Problem description » Search the records for "cycle". Copy every line where it appears.

Data items
-- BEGIN --
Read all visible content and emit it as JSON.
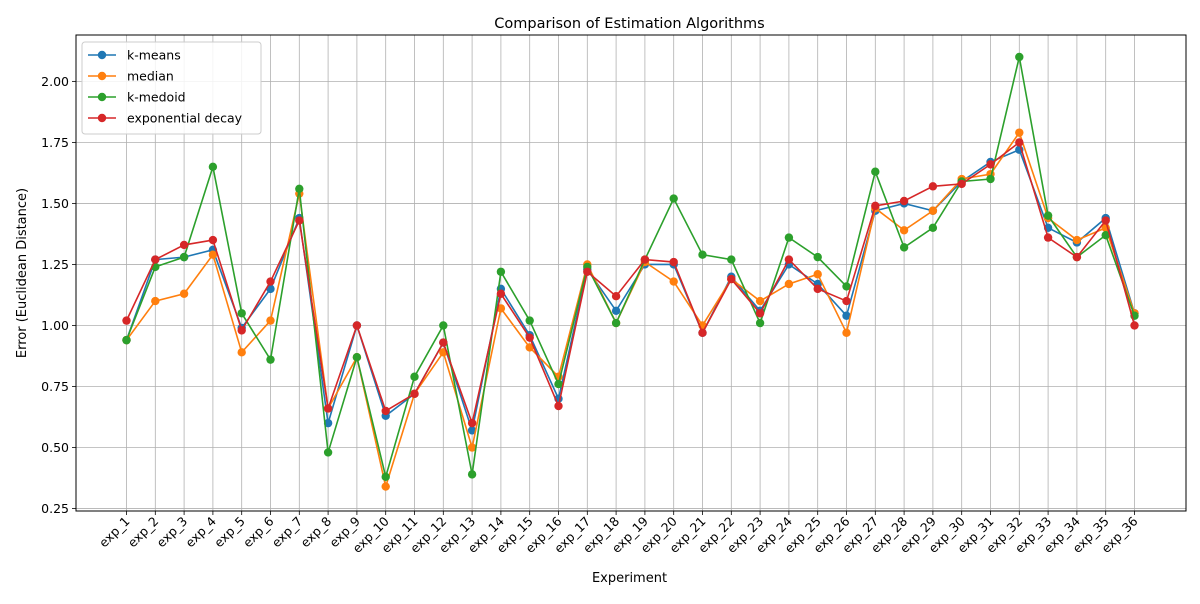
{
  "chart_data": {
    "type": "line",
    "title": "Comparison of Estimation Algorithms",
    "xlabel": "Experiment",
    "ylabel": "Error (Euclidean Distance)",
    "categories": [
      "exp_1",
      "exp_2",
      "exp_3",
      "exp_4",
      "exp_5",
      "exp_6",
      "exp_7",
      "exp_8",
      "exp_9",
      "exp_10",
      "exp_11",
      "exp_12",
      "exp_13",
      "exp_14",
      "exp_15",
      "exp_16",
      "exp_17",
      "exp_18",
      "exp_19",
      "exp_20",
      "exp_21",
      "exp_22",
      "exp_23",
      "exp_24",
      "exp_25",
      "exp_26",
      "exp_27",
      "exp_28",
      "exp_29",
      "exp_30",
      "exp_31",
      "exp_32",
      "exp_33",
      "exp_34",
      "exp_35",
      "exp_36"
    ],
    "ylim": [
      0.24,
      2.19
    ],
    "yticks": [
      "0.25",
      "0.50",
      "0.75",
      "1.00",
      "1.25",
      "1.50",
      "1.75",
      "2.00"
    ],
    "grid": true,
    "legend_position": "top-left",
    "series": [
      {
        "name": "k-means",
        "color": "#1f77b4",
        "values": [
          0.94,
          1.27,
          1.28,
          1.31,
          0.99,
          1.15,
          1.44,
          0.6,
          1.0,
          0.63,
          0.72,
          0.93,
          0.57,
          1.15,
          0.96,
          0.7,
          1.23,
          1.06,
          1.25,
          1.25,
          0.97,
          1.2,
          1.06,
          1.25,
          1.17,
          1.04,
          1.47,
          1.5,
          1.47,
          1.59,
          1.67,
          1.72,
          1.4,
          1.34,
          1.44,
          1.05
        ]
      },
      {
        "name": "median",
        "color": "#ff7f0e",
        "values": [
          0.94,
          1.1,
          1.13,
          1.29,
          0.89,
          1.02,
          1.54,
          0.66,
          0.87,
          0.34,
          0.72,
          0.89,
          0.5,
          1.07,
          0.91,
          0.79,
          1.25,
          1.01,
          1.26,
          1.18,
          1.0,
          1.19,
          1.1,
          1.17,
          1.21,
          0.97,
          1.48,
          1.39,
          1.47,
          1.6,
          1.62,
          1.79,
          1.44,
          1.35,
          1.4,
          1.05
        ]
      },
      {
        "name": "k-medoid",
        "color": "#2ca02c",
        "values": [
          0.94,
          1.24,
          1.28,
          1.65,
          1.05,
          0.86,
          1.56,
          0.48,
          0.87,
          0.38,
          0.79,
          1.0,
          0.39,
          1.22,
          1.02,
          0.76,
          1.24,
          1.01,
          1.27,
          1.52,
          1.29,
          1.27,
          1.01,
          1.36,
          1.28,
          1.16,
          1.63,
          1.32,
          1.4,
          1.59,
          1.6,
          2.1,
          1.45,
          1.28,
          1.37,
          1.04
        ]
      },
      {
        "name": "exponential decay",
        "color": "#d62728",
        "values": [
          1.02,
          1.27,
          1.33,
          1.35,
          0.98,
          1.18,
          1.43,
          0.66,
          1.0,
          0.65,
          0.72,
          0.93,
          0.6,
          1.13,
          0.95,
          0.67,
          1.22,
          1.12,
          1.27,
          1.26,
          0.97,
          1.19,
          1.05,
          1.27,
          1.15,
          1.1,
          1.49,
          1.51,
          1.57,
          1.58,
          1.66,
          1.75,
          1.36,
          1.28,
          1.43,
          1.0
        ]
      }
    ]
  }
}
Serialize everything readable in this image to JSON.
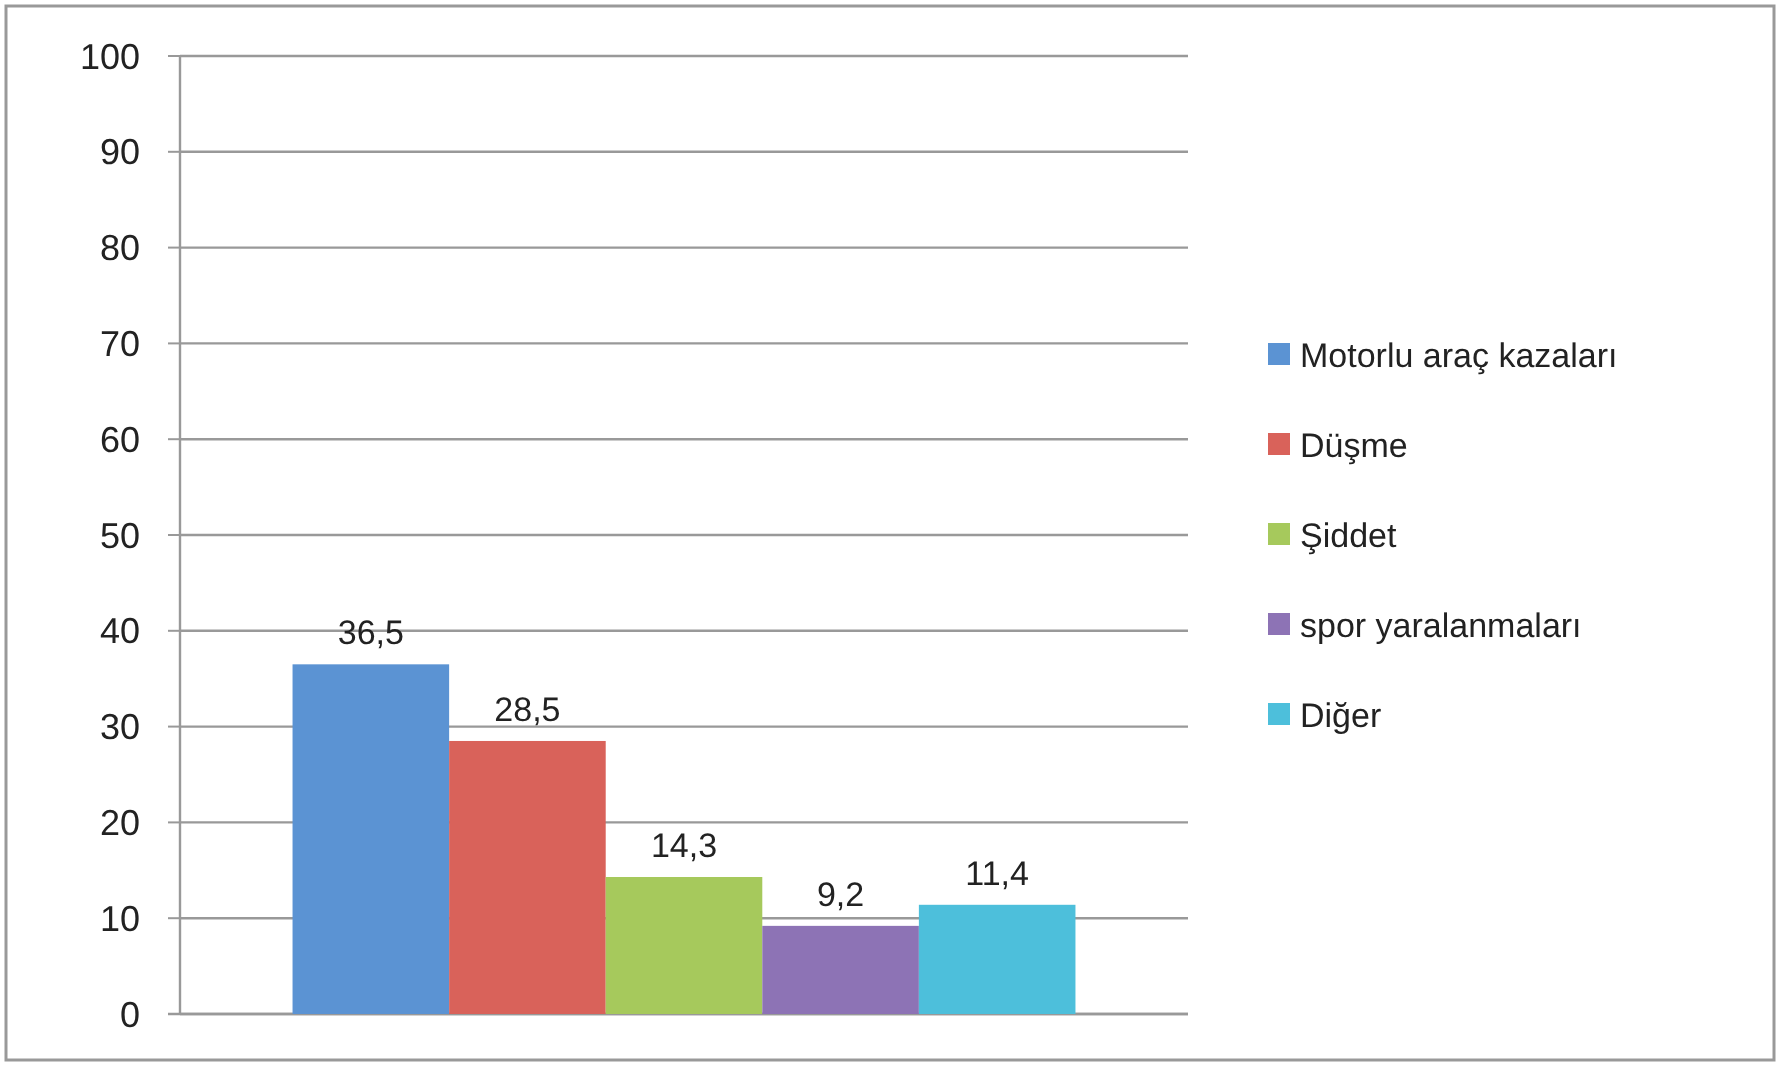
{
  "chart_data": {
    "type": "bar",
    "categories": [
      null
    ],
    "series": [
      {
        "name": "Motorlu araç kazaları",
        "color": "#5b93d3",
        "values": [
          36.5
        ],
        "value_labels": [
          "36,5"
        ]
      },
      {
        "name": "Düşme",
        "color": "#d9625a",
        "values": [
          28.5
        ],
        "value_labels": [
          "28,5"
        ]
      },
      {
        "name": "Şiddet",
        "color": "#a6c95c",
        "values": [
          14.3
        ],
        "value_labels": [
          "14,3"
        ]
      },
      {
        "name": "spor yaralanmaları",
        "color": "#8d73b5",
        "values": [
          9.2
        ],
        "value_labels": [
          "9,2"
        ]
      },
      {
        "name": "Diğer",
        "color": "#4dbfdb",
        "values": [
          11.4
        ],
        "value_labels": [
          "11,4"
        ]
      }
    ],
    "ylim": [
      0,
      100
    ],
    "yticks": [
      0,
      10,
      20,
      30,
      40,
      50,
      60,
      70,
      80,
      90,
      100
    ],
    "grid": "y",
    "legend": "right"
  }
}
-- END --
-- BEGIN --
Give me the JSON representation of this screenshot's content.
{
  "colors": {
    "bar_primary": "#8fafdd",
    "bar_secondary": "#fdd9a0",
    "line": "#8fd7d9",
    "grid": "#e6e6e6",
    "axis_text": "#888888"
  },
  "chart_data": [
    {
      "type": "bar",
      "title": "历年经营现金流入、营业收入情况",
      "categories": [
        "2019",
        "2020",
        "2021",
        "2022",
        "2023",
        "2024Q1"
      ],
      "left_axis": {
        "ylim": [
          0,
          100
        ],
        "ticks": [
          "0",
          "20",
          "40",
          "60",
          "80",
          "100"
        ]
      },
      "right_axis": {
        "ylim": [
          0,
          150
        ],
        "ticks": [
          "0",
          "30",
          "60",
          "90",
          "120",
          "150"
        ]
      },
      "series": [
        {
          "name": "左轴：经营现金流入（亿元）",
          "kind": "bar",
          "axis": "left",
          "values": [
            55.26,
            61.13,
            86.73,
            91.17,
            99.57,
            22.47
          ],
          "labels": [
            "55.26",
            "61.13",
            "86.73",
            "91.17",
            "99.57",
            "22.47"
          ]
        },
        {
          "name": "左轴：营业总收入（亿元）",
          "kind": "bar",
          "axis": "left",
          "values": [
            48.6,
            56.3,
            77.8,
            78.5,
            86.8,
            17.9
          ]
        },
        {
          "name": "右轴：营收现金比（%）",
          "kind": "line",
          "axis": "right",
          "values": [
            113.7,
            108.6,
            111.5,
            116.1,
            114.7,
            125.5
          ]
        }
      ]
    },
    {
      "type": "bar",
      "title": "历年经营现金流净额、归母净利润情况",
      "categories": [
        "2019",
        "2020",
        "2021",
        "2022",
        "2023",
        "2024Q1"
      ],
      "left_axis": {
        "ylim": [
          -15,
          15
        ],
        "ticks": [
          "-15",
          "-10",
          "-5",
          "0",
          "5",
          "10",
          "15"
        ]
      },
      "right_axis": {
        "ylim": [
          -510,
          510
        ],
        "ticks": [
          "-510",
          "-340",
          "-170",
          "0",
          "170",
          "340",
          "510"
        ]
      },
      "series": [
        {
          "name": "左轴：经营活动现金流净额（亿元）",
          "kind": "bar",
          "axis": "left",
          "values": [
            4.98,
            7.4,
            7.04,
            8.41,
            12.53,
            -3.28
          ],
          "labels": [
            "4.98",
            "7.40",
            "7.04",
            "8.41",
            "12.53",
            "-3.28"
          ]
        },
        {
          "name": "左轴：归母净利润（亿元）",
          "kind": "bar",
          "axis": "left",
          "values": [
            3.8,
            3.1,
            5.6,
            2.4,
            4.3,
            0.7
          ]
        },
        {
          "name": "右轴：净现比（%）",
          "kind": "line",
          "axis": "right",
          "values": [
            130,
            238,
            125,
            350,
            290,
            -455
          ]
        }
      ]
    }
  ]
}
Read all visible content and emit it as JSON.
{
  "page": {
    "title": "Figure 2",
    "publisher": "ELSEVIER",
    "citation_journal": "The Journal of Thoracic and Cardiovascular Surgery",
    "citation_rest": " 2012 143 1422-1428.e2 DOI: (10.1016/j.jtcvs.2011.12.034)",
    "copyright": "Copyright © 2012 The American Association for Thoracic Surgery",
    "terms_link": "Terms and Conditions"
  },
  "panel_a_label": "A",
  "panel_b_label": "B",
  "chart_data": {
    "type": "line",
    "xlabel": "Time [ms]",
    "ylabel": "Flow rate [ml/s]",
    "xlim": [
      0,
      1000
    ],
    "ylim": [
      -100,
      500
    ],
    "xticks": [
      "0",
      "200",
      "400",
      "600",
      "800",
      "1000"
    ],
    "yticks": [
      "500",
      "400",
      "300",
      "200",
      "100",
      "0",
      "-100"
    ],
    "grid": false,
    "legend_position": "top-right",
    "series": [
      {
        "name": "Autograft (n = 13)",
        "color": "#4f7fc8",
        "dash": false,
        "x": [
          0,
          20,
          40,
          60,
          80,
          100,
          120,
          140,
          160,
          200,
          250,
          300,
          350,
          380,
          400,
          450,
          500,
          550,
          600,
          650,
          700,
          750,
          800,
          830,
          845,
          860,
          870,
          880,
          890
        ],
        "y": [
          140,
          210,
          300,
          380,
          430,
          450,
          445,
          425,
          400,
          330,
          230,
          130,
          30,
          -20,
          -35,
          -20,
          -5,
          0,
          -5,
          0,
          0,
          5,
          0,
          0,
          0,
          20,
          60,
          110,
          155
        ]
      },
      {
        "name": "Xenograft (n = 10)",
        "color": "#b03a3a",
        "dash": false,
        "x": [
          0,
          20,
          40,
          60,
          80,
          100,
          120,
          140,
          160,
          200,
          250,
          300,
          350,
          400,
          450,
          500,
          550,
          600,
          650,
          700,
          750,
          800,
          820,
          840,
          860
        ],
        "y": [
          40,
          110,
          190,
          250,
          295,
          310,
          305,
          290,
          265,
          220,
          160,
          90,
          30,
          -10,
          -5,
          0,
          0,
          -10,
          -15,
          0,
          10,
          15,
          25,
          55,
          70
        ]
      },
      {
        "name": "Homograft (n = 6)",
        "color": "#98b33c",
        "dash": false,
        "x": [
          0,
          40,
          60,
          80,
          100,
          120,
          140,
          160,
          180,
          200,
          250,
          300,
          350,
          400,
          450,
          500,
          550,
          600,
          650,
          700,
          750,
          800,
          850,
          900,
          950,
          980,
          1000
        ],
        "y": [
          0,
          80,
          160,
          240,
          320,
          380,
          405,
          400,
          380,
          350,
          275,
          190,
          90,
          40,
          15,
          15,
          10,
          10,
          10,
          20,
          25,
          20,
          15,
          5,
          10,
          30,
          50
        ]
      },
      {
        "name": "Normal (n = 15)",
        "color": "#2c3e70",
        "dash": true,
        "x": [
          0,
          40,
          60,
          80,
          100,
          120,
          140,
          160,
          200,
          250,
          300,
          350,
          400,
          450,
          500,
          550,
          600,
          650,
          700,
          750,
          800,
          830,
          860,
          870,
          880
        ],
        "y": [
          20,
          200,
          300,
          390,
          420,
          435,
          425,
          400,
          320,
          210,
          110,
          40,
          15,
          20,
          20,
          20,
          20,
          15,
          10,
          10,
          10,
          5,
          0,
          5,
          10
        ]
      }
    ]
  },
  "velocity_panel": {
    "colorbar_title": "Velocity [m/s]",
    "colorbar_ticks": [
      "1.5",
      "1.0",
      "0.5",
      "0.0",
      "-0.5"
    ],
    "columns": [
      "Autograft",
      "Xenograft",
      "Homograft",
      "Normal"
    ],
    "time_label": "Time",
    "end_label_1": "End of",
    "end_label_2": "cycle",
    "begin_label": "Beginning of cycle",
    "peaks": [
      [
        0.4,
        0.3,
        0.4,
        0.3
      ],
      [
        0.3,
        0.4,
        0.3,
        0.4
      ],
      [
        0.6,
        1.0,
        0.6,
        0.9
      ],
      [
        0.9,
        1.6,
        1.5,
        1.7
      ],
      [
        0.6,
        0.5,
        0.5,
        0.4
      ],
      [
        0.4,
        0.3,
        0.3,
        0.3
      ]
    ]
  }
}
-- END --
Right answer »
    "end_label_2": "cycle",
    "begin_label": "Beginning of cycle",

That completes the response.